STATED TASK: Starting at the first entry and ending with the line that holds "footer-discord-text: @raiderko on", inclusive, change "monsters" to "creatures" and leave everything else as it is.

EXTRACTED INFORMATION:
# # # #

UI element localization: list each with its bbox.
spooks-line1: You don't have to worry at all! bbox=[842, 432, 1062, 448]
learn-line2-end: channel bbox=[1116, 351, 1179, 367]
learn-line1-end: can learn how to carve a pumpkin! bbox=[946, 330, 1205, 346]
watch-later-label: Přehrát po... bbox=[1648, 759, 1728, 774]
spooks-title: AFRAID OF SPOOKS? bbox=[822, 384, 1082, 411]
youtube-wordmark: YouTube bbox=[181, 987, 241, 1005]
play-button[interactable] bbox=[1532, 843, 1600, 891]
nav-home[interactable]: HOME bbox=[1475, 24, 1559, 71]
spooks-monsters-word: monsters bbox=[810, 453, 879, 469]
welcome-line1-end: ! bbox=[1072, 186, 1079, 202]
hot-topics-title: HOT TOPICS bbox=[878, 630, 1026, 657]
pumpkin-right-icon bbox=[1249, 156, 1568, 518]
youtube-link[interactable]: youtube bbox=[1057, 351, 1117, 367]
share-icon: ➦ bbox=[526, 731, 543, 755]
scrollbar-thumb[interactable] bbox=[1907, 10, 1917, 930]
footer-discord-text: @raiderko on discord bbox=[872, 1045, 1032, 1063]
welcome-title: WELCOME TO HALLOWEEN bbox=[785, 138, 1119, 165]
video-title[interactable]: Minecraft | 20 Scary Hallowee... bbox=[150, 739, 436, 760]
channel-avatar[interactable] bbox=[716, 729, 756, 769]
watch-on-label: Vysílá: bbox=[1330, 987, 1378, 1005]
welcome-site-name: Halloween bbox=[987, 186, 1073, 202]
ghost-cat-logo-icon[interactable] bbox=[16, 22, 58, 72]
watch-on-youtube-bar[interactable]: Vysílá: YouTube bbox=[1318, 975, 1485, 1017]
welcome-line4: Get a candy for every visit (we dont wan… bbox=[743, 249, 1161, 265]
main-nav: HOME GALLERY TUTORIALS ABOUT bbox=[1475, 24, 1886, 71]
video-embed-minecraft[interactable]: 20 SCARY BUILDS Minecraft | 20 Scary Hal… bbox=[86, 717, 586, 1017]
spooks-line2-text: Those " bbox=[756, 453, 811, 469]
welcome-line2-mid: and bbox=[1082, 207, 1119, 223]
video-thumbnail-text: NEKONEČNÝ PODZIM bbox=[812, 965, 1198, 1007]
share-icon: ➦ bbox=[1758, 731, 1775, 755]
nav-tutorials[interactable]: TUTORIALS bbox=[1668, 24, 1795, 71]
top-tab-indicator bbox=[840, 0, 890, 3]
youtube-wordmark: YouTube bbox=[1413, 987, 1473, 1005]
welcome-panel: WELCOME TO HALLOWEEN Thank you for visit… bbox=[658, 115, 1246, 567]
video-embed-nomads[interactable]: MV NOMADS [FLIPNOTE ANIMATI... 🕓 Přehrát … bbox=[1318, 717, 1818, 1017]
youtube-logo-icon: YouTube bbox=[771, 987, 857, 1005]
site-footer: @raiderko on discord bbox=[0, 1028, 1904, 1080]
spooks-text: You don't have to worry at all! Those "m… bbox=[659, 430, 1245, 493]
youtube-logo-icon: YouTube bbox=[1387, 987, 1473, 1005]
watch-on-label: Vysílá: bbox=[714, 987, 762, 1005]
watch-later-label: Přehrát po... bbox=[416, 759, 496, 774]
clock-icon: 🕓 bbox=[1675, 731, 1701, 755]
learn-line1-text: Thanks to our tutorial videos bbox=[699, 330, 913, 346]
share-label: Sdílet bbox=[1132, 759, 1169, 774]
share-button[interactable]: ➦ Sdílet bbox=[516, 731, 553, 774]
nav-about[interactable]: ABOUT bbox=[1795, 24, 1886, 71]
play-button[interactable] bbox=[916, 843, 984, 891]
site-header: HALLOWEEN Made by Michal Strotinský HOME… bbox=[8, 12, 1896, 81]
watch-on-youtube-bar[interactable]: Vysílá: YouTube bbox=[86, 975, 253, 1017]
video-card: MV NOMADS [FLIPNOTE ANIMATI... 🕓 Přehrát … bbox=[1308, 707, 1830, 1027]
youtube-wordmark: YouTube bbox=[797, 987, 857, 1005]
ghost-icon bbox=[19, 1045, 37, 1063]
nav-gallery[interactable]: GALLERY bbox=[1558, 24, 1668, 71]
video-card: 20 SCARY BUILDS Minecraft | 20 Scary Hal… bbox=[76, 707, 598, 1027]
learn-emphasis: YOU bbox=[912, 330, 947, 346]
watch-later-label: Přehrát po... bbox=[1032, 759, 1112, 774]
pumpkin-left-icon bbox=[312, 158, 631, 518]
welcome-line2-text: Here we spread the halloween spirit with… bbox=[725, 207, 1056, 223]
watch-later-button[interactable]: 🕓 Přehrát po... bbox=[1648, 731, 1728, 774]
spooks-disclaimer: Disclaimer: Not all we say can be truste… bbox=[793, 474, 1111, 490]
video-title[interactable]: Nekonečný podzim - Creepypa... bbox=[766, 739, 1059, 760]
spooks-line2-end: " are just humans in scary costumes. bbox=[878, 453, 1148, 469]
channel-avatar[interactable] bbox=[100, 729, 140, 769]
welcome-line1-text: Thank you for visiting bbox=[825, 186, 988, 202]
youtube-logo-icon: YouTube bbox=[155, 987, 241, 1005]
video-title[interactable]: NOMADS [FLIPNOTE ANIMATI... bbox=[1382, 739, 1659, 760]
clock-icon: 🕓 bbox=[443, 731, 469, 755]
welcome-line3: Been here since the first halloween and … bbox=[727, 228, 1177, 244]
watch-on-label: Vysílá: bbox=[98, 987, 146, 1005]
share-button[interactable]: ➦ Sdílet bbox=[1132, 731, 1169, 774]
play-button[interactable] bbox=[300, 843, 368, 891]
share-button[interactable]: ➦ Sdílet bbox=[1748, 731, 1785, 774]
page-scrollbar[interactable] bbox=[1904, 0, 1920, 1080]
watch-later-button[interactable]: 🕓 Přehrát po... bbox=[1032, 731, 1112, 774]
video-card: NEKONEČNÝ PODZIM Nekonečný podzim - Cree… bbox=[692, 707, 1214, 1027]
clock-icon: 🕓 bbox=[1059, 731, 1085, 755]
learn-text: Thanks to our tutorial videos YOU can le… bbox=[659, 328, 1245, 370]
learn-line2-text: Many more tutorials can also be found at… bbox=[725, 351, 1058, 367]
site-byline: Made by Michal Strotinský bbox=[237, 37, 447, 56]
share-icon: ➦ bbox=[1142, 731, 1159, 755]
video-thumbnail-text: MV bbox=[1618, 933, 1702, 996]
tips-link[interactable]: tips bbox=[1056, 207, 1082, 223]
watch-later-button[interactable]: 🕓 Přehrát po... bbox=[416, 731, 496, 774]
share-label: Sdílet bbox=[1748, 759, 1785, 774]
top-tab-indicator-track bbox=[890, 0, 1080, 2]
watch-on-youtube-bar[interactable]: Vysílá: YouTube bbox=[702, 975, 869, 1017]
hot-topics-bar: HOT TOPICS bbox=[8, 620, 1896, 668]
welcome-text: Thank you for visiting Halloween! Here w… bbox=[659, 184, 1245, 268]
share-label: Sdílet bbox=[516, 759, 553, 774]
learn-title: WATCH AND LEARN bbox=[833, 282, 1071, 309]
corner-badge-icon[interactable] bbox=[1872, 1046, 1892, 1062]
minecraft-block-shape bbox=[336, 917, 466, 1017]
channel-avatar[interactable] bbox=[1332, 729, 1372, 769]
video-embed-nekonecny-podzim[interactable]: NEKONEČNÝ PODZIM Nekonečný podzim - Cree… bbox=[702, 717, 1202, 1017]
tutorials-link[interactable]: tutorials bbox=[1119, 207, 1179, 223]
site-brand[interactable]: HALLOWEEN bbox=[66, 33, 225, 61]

# # # #

SOLUTION TO THE EXERCISE:
UI element localization: list each with its bbox.
spooks-line1: You don't have to worry at all! bbox=[842, 432, 1062, 448]
learn-line2-end: channel bbox=[1116, 351, 1179, 367]
learn-line1-end: can learn how to carve a pumpkin! bbox=[946, 330, 1205, 346]
watch-later-label: Přehrát po... bbox=[1648, 759, 1728, 774]
spooks-title: AFRAID OF SPOOKS? bbox=[822, 384, 1082, 411]
youtube-wordmark: YouTube bbox=[181, 987, 241, 1005]
play-button[interactable] bbox=[1532, 843, 1600, 891]
nav-home[interactable]: HOME bbox=[1475, 24, 1559, 71]
spooks-creatures-word: creatures bbox=[810, 453, 879, 469]
welcome-line1-end: ! bbox=[1072, 186, 1079, 202]
hot-topics-title: HOT TOPICS bbox=[878, 630, 1026, 657]
pumpkin-right-icon bbox=[1249, 156, 1568, 518]
youtube-link[interactable]: youtube bbox=[1057, 351, 1117, 367]
share-icon: ➦ bbox=[526, 731, 543, 755]
scrollbar-thumb[interactable] bbox=[1907, 10, 1917, 930]
footer-discord-text: @raiderko on discord bbox=[872, 1045, 1032, 1063]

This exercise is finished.